(Records about charts and figures)
— begin —

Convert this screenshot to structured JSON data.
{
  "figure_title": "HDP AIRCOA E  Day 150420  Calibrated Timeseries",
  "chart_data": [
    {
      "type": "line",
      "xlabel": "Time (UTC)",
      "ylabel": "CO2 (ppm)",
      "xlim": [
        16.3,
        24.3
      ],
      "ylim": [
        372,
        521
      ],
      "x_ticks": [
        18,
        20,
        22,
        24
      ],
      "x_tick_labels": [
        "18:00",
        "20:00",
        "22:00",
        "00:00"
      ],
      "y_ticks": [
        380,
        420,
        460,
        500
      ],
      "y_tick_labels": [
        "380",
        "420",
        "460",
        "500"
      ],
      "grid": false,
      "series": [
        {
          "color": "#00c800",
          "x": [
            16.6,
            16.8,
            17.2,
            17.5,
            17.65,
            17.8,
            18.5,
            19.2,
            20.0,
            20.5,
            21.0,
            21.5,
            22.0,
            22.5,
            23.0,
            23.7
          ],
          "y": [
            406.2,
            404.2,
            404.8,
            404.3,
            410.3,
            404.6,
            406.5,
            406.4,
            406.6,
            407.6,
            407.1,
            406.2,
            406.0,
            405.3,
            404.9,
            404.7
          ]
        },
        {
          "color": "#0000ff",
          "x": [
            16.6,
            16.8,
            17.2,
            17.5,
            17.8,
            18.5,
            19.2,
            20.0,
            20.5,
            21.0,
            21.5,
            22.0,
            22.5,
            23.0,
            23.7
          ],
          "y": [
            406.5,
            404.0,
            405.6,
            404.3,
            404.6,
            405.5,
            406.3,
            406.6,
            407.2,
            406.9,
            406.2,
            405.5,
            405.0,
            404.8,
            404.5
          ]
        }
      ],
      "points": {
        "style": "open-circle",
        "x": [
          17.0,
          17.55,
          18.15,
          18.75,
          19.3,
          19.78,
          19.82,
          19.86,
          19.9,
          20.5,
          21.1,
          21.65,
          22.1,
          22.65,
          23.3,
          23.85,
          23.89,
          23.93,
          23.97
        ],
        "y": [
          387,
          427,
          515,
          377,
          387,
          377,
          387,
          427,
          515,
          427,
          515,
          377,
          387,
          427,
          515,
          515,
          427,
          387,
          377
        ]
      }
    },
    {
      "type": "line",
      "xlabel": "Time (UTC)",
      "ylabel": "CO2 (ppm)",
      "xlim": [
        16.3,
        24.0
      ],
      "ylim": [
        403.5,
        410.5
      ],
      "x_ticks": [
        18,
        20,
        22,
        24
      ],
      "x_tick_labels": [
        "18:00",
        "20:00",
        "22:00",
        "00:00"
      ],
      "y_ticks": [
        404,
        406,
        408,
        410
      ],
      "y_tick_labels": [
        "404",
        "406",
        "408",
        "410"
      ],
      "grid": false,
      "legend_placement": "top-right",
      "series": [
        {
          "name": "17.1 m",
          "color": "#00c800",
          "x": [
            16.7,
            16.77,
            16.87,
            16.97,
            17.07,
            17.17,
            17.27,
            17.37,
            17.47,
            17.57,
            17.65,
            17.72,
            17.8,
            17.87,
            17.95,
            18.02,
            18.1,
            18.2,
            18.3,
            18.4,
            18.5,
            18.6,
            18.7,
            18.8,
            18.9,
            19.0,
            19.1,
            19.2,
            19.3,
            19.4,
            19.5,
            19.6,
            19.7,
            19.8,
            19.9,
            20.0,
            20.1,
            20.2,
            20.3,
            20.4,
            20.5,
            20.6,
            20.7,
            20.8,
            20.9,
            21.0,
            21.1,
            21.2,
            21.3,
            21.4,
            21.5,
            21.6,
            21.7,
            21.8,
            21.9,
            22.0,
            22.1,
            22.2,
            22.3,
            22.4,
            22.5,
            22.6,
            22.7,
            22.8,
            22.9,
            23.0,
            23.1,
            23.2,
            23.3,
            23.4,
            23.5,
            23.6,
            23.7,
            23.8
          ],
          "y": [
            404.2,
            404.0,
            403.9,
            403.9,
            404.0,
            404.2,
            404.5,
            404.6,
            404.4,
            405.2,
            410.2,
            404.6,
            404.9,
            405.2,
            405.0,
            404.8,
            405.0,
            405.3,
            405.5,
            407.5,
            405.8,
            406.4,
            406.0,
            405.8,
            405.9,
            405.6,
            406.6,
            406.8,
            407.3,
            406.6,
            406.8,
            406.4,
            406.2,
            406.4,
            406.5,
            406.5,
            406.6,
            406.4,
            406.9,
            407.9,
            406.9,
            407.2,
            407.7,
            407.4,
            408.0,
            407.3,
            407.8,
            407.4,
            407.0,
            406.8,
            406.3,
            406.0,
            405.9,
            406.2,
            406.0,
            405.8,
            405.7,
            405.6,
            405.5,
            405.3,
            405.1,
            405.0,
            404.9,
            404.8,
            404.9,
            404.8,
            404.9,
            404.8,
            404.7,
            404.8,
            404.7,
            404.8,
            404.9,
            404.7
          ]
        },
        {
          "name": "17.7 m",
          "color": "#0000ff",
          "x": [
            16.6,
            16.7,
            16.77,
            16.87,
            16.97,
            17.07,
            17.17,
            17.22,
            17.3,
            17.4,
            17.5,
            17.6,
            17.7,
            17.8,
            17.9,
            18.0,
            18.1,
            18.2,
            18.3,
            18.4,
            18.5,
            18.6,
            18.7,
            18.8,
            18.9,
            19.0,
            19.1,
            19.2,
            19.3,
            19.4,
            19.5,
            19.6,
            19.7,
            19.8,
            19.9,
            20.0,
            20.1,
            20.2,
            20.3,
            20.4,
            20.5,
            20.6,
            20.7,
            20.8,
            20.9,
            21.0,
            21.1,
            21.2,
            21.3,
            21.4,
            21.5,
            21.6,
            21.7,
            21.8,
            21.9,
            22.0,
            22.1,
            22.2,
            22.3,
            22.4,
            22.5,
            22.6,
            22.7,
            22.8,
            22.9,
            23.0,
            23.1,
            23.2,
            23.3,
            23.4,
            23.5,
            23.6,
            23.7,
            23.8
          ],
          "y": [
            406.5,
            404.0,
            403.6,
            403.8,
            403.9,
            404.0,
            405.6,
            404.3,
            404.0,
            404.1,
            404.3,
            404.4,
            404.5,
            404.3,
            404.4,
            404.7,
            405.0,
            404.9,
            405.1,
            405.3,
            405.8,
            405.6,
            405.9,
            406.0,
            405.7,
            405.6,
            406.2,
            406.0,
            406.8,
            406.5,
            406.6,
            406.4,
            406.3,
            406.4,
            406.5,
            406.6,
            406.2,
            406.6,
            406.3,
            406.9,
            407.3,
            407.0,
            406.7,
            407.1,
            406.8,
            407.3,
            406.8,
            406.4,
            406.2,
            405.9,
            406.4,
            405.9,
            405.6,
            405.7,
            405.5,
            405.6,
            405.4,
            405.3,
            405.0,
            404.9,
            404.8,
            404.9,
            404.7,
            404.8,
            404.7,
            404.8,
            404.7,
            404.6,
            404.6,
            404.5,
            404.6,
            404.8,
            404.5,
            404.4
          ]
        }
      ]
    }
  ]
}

— end —

**Goal**
Using the data above, repeat every line exactly.

**Answer to the problem**
Convert this screenshot to structured JSON data.
{
  "figure_title": "HDP AIRCOA E  Day 150420  Calibrated Timeseries",
  "chart_data": [
    {
      "type": "line",
      "xlabel": "Time (UTC)",
      "ylabel": "CO2 (ppm)",
      "xlim": [
        16.3,
        24.3
      ],
      "ylim": [
        372,
        521
      ],
      "x_ticks": [
        18,
        20,
        22,
        24
      ],
      "x_tick_labels": [
        "18:00",
        "20:00",
        "22:00",
        "00:00"
      ],
      "y_ticks": [
        380,
        420,
        460,
        500
      ],
      "y_tick_labels": [
        "380",
        "420",
        "460",
        "500"
      ],
      "grid": false,
      "series": [
        {
          "color": "#00c800",
          "x": [
            16.6,
            16.8,
            17.2,
            17.5,
            17.65,
            17.8,
            18.5,
            19.2,
            20.0,
            20.5,
            21.0,
            21.5,
            22.0,
            22.5,
            23.0,
            23.7
          ],
          "y": [
            406.2,
            404.2,
            404.8,
            404.3,
            410.3,
            404.6,
            406.5,
            406.4,
            406.6,
            407.6,
            407.1,
            406.2,
            406.0,
            405.3,
            404.9,
            404.7
          ]
        },
        {
          "color": "#0000ff",
          "x": [
            16.6,
            16.8,
            17.2,
            17.5,
            17.8,
            18.5,
            19.2,
            20.0,
            20.5,
            21.0,
            21.5,
            22.0,
            22.5,
            23.0,
            23.7
          ],
          "y": [
            406.5,
            404.0,
            405.6,
            404.3,
            404.6,
            405.5,
            406.3,
            406.6,
            407.2,
            406.9,
            406.2,
            405.5,
            405.0,
            404.8,
            404.5
          ]
        }
      ],
      "points": {
        "style": "open-circle",
        "x": [
          17.0,
          17.55,
          18.15,
          18.75,
          19.3,
          19.78,
          19.82,
          19.86,
          19.9,
          20.5,
          21.1,
          21.65,
          22.1,
          22.65,
          23.3,
          23.85,
          23.89,
          23.93,
          23.97
        ],
        "y": [
          387,
          427,
          515,
          377,
          387,
          377,
          387,
          427,
          515,
          427,
          515,
          377,
          387,
          427,
          515,
          515,
          427,
          387,
          377
        ]
      }
    },
    {
      "type": "line",
      "xlabel": "Time (UTC)",
      "ylabel": "CO2 (ppm)",
      "xlim": [
        16.3,
        24.0
      ],
      "ylim": [
        403.5,
        410.5
      ],
      "x_ticks": [
        18,
        20,
        22,
        24
      ],
      "x_tick_labels": [
        "18:00",
        "20:00",
        "22:00",
        "00:00"
      ],
      "y_ticks": [
        404,
        406,
        408,
        410
      ],
      "y_tick_labels": [
        "404",
        "406",
        "408",
        "410"
      ],
      "grid": false,
      "legend_placement": "top-right",
      "series": [
        {
          "name": "17.1 m",
          "color": "#00c800",
          "x": [
            16.7,
            16.77,
            16.87,
            16.97,
            17.07,
            17.17,
            17.27,
            17.37,
            17.47,
            17.57,
            17.65,
            17.72,
            17.8,
            17.87,
            17.95,
            18.02,
            18.1,
            18.2,
            18.3,
            18.4,
            18.5,
            18.6,
            18.7,
            18.8,
            18.9,
            19.0,
            19.1,
            19.2,
            19.3,
            19.4,
            19.5,
            19.6,
            19.7,
            19.8,
            19.9,
            20.0,
            20.1,
            20.2,
            20.3,
            20.4,
            20.5,
            20.6,
            20.7,
            20.8,
            20.9,
            21.0,
            21.1,
            21.2,
            21.3,
            21.4,
            21.5,
            21.6,
            21.7,
            21.8,
            21.9,
            22.0,
            22.1,
            22.2,
            22.3,
            22.4,
            22.5,
            22.6,
            22.7,
            22.8,
            22.9,
            23.0,
            23.1,
            23.2,
            23.3,
            23.4,
            23.5,
            23.6,
            23.7,
            23.8
          ],
          "y": [
            404.2,
            404.0,
            403.9,
            403.9,
            404.0,
            404.2,
            404.5,
            404.6,
            404.4,
            405.2,
            410.2,
            404.6,
            404.9,
            405.2,
            405.0,
            404.8,
            405.0,
            405.3,
            405.5,
            407.5,
            405.8,
            406.4,
            406.0,
            405.8,
            405.9,
            405.6,
            406.6,
            406.8,
            407.3,
            406.6,
            406.8,
            406.4,
            406.2,
            406.4,
            406.5,
            406.5,
            406.6,
            406.4,
            406.9,
            407.9,
            406.9,
            407.2,
            407.7,
            407.4,
            408.0,
            407.3,
            407.8,
            407.4,
            407.0,
            406.8,
            406.3,
            406.0,
            405.9,
            406.2,
            406.0,
            405.8,
            405.7,
            405.6,
            405.5,
            405.3,
            405.1,
            405.0,
            404.9,
            404.8,
            404.9,
            404.8,
            404.9,
            404.8,
            404.7,
            404.8,
            404.7,
            404.8,
            404.9,
            404.7
          ]
        },
        {
          "name": "17.7 m",
          "color": "#0000ff",
          "x": [
            16.6,
            16.7,
            16.77,
            16.87,
            16.97,
            17.07,
            17.17,
            17.22,
            17.3,
            17.4,
            17.5,
            17.6,
            17.7,
            17.8,
            17.9,
            18.0,
            18.1,
            18.2,
            18.3,
            18.4,
            18.5,
            18.6,
            18.7,
            18.8,
            18.9,
            19.0,
            19.1,
            19.2,
            19.3,
            19.4,
            19.5,
            19.6,
            19.7,
            19.8,
            19.9,
            20.0,
            20.1,
            20.2,
            20.3,
            20.4,
            20.5,
            20.6,
            20.7,
            20.8,
            20.9,
            21.0,
            21.1,
            21.2,
            21.3,
            21.4,
            21.5,
            21.6,
            21.7,
            21.8,
            21.9,
            22.0,
            22.1,
            22.2,
            22.3,
            22.4,
            22.5,
            22.6,
            22.7,
            22.8,
            22.9,
            23.0,
            23.1,
            23.2,
            23.3,
            23.4,
            23.5,
            23.6,
            23.7,
            23.8
          ],
          "y": [
            406.5,
            404.0,
            403.6,
            403.8,
            403.9,
            404.0,
            405.6,
            404.3,
            404.0,
            404.1,
            404.3,
            404.4,
            404.5,
            404.3,
            404.4,
            404.7,
            405.0,
            404.9,
            405.1,
            405.3,
            405.8,
            405.6,
            405.9,
            406.0,
            405.7,
            405.6,
            406.2,
            406.0,
            406.8,
            406.5,
            406.6,
            406.4,
            406.3,
            406.4,
            406.5,
            406.6,
            406.2,
            406.6,
            406.3,
            406.9,
            407.3,
            407.0,
            406.7,
            407.1,
            406.8,
            407.3,
            406.8,
            406.4,
            406.2,
            405.9,
            406.4,
            405.9,
            405.6,
            405.7,
            405.5,
            405.6,
            405.4,
            405.3,
            405.0,
            404.9,
            404.8,
            404.9,
            404.7,
            404.8,
            404.7,
            404.8,
            404.7,
            404.6,
            404.6,
            404.5,
            404.6,
            404.8,
            404.5,
            404.4
          ]
        }
      ]
    }
  ]
}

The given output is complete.